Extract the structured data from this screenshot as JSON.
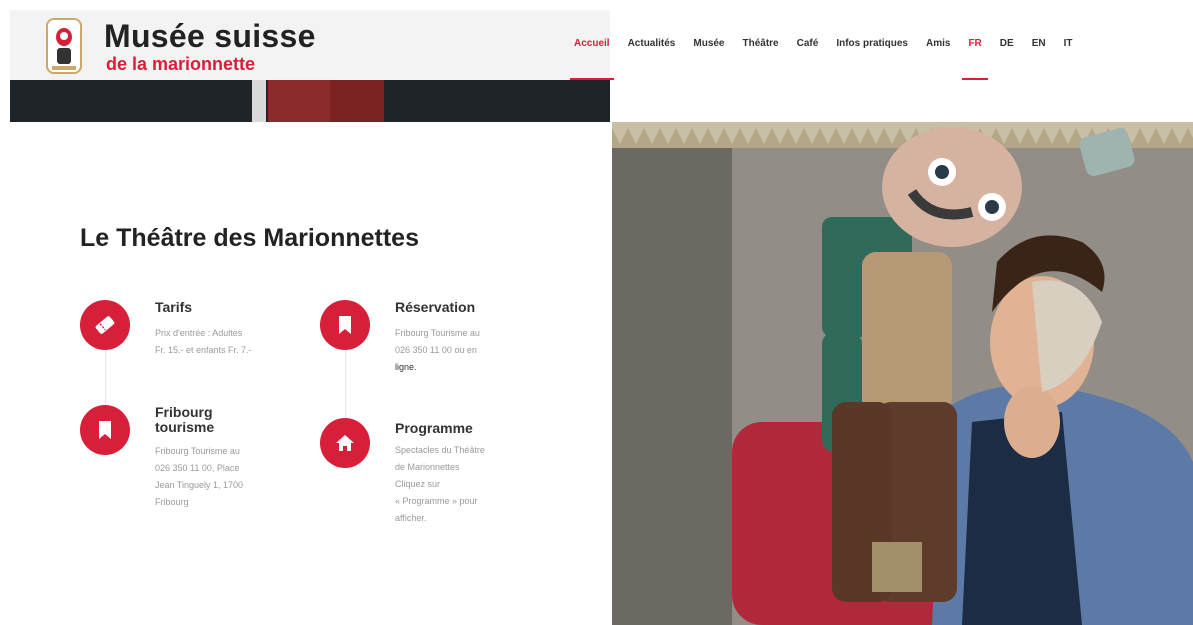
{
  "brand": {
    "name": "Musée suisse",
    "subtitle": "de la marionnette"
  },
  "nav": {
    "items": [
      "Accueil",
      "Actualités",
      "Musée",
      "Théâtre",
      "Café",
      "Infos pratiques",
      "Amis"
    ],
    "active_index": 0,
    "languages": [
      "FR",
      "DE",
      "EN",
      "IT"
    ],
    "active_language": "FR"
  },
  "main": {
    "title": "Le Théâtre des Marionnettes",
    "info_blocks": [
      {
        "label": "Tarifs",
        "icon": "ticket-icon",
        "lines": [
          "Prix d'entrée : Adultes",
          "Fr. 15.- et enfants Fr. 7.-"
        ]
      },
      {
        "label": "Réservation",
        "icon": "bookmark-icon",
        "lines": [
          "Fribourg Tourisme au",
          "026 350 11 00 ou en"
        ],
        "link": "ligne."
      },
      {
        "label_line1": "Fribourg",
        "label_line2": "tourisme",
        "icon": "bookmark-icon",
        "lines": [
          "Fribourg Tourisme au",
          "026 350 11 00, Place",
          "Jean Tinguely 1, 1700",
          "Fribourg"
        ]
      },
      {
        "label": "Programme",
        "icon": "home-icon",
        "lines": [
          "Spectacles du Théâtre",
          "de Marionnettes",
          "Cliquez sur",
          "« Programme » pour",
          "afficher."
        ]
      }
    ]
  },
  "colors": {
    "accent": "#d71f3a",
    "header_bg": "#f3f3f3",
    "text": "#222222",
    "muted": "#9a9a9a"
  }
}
++++++++++++++++++++
• _THE PROBLEM_
Where a line above holds the string "Fribourg", show that line.

• _THE COMPLETED TASK_
          "Fribourg Tourisme au",
        "label_line1": "Fribourg",
          "Fribourg Tourisme au",
          "Fribourg"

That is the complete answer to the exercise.